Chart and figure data
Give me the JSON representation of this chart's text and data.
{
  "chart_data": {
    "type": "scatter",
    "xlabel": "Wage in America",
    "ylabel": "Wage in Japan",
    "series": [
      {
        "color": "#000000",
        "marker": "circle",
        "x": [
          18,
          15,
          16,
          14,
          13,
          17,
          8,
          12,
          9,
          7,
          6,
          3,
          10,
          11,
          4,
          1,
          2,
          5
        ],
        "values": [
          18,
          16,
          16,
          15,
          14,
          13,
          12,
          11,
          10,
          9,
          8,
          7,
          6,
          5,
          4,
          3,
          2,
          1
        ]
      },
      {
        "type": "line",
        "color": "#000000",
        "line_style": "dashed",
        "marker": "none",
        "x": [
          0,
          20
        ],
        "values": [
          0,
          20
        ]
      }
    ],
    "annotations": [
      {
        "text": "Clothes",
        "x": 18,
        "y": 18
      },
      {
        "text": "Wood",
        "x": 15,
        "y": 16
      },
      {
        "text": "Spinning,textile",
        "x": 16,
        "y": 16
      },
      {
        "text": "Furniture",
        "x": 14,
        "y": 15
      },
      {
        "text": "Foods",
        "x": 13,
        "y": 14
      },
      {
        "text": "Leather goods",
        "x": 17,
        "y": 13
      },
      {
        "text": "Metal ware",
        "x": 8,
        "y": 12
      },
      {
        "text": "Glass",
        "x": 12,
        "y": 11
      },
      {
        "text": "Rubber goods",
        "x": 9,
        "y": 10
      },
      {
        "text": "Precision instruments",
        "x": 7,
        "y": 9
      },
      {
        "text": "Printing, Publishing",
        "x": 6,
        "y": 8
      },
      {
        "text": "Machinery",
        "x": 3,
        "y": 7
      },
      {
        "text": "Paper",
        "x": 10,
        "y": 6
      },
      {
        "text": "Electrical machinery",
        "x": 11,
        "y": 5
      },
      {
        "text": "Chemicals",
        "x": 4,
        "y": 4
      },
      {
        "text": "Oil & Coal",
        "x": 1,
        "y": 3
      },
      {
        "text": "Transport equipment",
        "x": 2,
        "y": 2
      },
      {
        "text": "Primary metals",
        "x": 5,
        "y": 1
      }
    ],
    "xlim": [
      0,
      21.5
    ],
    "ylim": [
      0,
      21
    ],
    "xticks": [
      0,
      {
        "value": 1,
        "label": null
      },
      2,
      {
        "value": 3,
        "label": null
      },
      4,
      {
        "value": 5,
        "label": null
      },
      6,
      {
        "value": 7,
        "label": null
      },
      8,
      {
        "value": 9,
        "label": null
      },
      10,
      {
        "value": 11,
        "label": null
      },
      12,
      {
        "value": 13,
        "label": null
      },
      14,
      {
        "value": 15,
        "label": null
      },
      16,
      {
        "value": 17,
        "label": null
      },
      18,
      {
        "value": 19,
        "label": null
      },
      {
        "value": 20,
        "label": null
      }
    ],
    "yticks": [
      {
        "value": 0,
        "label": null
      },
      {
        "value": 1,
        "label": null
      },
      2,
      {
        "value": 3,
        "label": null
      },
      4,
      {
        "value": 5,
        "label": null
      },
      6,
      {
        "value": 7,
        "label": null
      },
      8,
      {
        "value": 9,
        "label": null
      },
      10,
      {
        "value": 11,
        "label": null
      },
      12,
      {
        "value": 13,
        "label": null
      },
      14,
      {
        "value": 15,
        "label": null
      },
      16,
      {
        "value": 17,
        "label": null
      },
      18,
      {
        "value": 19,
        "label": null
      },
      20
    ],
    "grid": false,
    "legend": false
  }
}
==
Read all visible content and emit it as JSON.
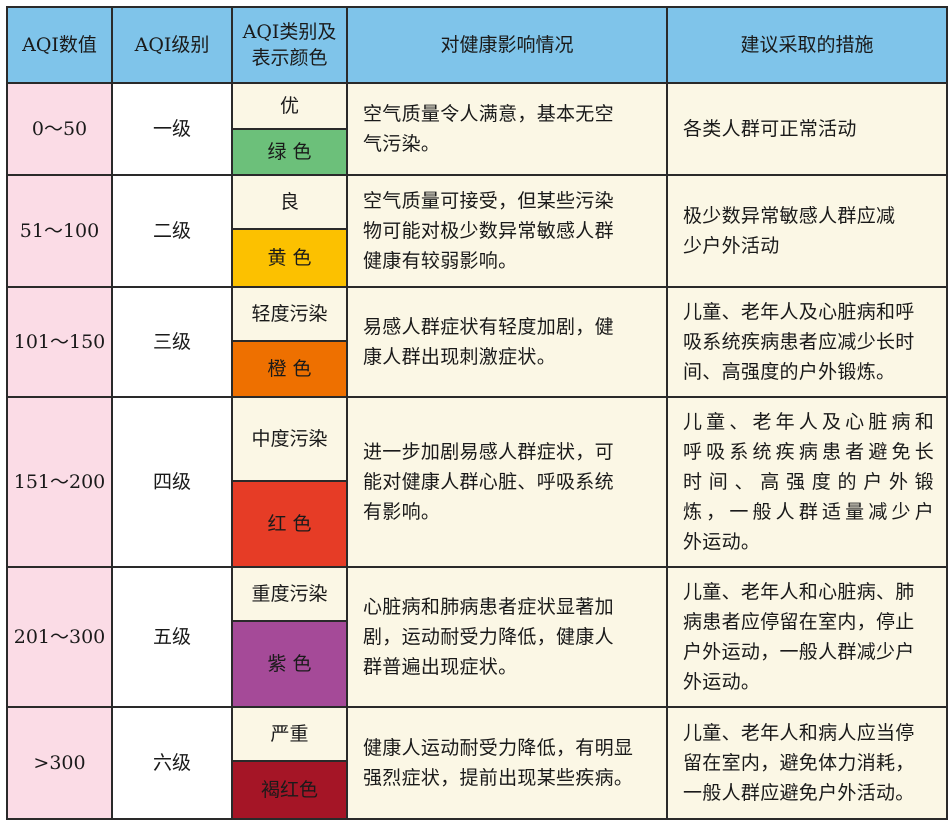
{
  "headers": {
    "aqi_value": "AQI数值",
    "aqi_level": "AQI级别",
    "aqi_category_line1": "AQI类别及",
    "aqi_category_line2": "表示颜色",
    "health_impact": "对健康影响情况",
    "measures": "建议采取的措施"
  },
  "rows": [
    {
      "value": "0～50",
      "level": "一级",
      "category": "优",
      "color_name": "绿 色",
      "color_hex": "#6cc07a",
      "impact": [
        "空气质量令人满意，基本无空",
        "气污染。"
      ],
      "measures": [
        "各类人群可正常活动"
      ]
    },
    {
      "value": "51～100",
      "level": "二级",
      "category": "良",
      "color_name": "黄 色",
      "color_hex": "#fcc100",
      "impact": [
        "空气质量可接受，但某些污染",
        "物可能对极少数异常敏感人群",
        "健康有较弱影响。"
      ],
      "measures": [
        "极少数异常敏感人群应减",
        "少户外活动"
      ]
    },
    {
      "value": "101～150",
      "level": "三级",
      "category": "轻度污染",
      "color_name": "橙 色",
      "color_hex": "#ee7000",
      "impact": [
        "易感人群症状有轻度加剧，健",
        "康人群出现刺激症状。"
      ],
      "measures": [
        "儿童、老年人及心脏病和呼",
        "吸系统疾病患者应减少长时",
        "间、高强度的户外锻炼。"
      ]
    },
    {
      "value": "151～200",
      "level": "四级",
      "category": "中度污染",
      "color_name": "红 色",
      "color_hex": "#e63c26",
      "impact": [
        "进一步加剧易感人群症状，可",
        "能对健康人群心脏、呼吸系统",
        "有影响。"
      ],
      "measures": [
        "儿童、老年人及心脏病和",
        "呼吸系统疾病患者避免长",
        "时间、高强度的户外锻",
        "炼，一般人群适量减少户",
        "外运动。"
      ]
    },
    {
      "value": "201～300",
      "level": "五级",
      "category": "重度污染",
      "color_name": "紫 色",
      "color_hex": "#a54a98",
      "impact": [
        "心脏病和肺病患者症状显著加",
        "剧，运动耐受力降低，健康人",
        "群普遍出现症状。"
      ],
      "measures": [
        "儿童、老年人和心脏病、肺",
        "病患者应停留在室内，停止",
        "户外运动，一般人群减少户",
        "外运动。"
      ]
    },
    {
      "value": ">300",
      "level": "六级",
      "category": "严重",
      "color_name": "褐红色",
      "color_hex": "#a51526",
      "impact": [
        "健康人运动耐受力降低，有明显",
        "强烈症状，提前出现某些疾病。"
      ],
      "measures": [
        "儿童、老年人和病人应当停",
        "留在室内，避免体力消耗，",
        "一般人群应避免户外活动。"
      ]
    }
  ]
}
==
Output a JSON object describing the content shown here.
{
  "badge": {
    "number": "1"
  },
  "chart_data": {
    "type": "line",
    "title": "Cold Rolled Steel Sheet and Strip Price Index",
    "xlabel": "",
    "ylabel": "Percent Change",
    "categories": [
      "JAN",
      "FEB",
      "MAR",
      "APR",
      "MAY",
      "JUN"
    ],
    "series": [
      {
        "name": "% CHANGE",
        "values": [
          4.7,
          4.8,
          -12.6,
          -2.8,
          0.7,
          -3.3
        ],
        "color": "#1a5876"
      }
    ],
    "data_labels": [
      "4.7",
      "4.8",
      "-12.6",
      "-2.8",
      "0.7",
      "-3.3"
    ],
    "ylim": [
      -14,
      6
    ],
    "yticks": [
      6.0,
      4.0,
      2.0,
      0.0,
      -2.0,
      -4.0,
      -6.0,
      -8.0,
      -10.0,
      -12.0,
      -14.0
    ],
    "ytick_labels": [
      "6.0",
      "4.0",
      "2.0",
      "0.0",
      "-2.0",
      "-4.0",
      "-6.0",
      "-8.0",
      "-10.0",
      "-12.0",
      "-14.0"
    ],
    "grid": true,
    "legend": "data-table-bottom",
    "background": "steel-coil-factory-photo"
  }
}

◆ Written task
Find each line in the records holding the string "goods" and show it.

◆ Task response
        "text": "Leather goods",
        "text": "Rubber goods",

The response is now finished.